** START OF EXERCISE INPUTS **

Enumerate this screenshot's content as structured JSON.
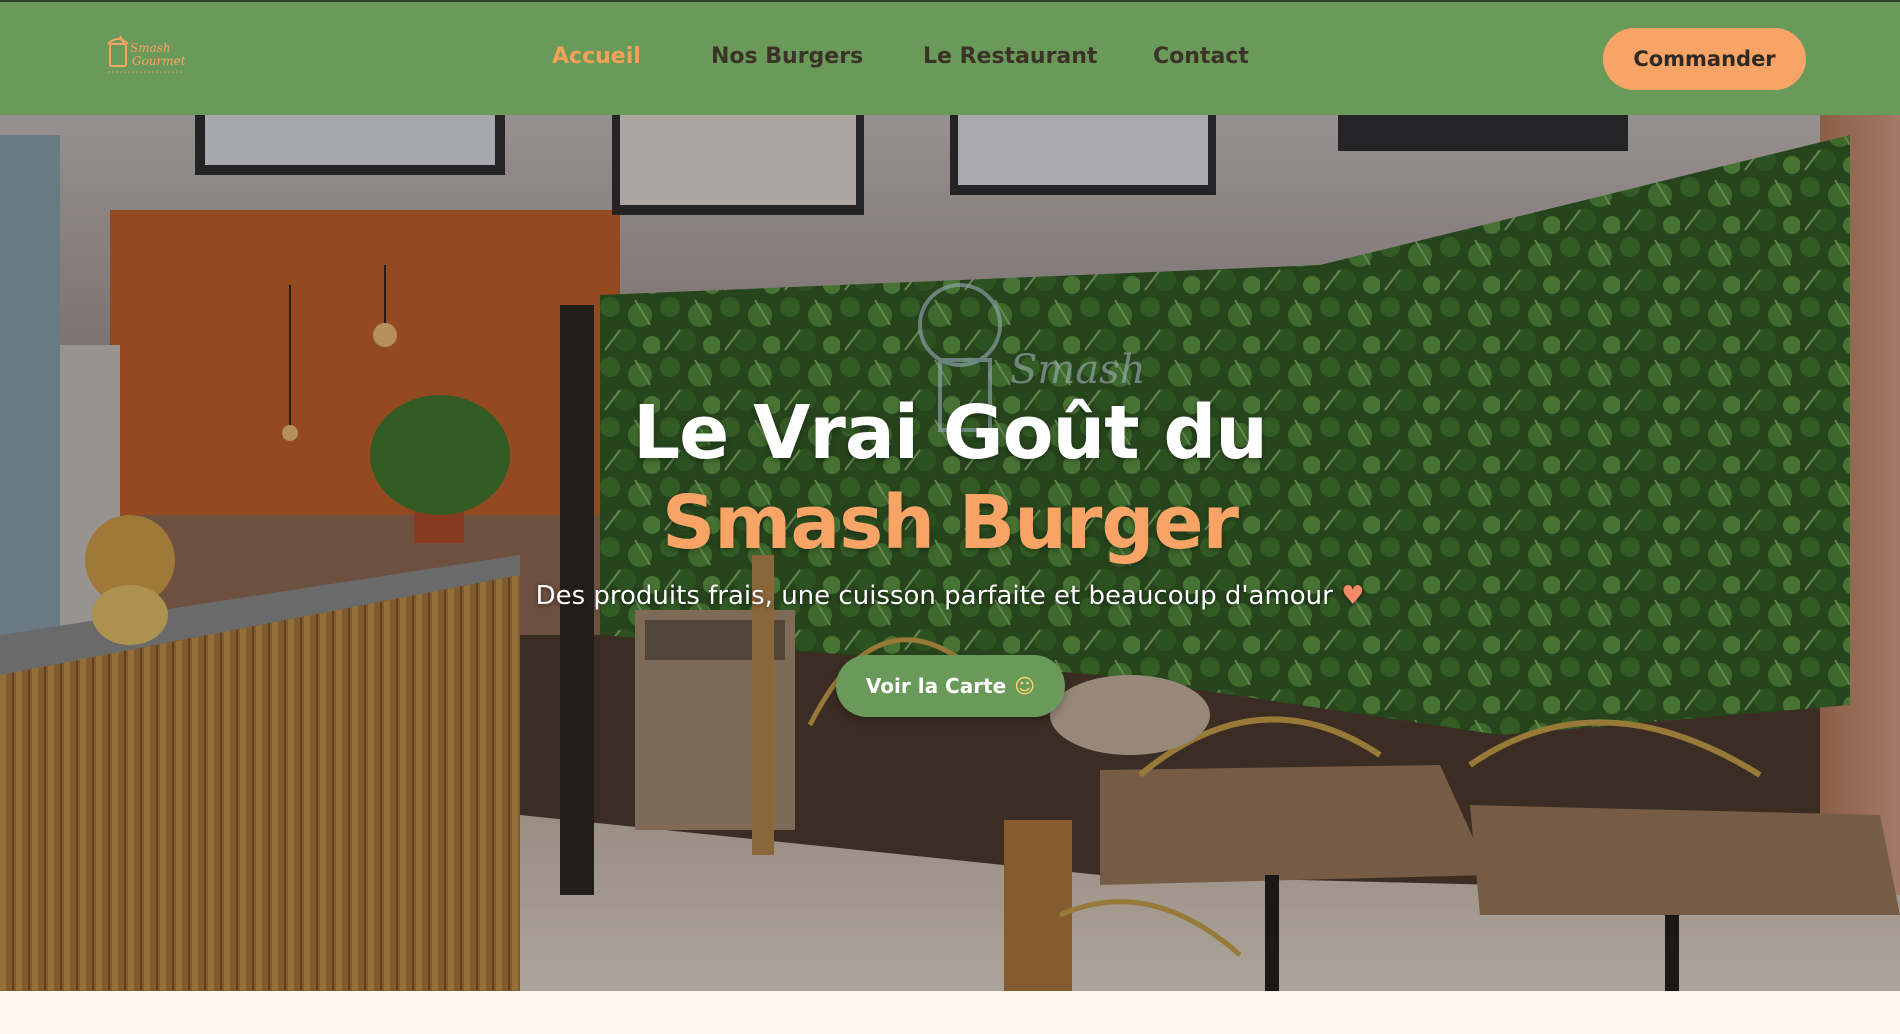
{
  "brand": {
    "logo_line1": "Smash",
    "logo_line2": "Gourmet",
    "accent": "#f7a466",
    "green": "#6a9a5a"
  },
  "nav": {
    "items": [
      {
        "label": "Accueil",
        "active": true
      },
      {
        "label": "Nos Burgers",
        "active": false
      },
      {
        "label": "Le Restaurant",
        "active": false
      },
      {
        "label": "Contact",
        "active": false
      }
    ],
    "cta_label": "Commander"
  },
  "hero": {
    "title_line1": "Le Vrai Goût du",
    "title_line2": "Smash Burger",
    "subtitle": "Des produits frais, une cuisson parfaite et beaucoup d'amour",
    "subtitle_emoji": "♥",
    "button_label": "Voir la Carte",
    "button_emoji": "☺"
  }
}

** END OF EXERCISE INPUTS **

### PROBLEM TO WORK ON
List every line above containing the word "Smash".

### ANSWER TO THIS TASK
    "logo_line1": "Smash",
    "title_line2": "Smash Burger",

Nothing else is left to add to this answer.